* _Directions for this task_
Your copy of the material below should match it exactly, except that it holds no pictures.

* _Raw data_

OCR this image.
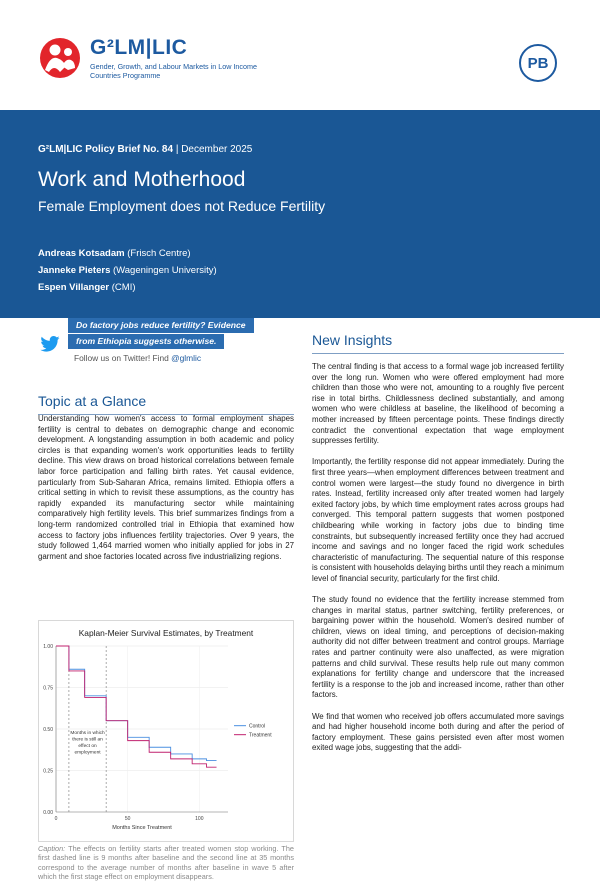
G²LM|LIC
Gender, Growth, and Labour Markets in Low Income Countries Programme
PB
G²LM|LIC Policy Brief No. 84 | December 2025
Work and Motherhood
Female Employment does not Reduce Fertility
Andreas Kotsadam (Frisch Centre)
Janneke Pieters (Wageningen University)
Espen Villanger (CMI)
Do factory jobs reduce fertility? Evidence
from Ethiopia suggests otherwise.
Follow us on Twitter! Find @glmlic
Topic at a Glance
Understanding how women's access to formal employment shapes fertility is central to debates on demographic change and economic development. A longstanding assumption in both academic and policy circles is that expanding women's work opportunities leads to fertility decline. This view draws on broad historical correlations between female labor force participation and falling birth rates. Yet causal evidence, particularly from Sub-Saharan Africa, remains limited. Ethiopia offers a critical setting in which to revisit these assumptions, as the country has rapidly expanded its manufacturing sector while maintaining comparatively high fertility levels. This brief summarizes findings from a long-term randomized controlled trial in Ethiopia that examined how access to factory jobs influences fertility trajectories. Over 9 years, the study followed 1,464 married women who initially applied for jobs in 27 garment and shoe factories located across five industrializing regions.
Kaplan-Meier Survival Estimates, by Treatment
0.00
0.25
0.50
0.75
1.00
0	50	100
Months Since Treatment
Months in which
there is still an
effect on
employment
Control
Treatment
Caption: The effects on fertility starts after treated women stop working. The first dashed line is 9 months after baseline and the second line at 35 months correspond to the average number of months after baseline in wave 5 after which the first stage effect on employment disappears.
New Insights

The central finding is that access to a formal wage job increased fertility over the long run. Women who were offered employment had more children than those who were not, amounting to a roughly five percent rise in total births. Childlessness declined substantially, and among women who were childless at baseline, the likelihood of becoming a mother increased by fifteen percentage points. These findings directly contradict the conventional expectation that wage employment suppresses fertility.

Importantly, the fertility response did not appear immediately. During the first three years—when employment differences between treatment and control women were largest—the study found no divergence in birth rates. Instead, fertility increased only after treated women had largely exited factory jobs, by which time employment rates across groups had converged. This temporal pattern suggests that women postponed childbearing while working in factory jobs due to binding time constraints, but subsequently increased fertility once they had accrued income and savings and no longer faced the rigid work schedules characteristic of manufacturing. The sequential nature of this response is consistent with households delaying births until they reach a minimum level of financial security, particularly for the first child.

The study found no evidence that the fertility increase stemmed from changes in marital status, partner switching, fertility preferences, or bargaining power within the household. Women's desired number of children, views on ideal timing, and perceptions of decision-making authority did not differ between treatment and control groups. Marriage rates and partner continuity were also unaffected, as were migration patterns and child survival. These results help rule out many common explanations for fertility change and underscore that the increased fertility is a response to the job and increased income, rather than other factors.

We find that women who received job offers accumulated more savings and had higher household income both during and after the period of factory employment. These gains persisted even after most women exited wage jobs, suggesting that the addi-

* _Solution to this task_
OCR this image.
G²LM|LIC
Gender, Growth, and Labour Markets in Low Income Countries Programme
PB
G²LM|LIC Policy Brief No. 84 | December 2025
Work and Motherhood
Female Employment does not Reduce Fertility
Andreas Kotsadam (Frisch Centre)
Janneke Pieters (Wageningen University)
Espen Villanger (CMI)
Do factory jobs reduce fertility? Evidence
from Ethiopia suggests otherwise.
Follow us on Twitter! Find @glmlic
Topic at a Glance
Understanding how women's access to formal employment shapes fertility is central to debates on demographic change and economic development. A longstanding assumption in both academic and policy circles is that expanding women's work opportunities leads to fertility decline. This view draws on broad historical correlations between female labor force participation and falling birth rates. Yet causal evidence, particularly from Sub-Saharan Africa, remains limited. Ethiopia offers a critical setting in which to revisit these assumptions, as the country has rapidly expanded its manufacturing sector while maintaining comparatively high fertility levels. This brief summarizes findings from a long-term randomized controlled trial in Ethiopia that examined how access to factory jobs influences fertility trajectories. Over 9 years, the study followed 1,464 married women who initially applied for jobs in 27 garment and shoe factories located across five industrializing regions.
Kaplan-Meier Survival Estimates, by Treatment
0.00
0.25
0.50
0.75
1.00
0	50	100
Months Since Treatment
Months in which
there is still an
effect on
employment
Control
Treatment
Caption: The effects on fertility starts after treated women stop working. The first dashed line is 9 months after baseline and the second line at 35 months correspond to the average number of months after baseline in wave 5 after which the first stage effect on employment disappears.
New Insights

The central finding is that access to a formal wage job increased fertility over the long run. Women who were offered employment had more children than those who were not, amounting to a roughly five percent rise in total births. Childlessness declined substantially, and among women who were childless at baseline, the likelihood of becoming a mother increased by fifteen percentage points. These findings directly contradict the conventional expectation that wage employment suppresses fertility.

Importantly, the fertility response did not appear immediately. During the first three years—when employment differences between treatment and control women were largest—the study found no divergence in birth rates. Instead, fertility increased only after treated women had largely exited factory jobs, by which time employment rates across groups had converged. This temporal pattern suggests that women postponed childbearing while working in factory jobs due to binding time constraints, but subsequently increased fertility once they had accrued income and savings and no longer faced the rigid work schedules characteristic of manufacturing. The sequential nature of this response is consistent with households delaying births until they reach a minimum level of financial security, particularly for the first child.

The study found no evidence that the fertility increase stemmed from changes in marital status, partner switching, fertility preferences, or bargaining power within the household. Women's desired number of children, views on ideal timing, and perceptions of decision-making authority did not differ between treatment and control groups. Marriage rates and partner continuity were also unaffected, as were migration patterns and child survival. These results help rule out many common explanations for fertility change and underscore that the increased fertility is a response to the job and increased income, rather than other factors.

We find that women who received job offers accumulated more savings and had higher household income both during and after the period of factory employment. These gains persisted even after most women exited wage jobs, suggesting that the addi-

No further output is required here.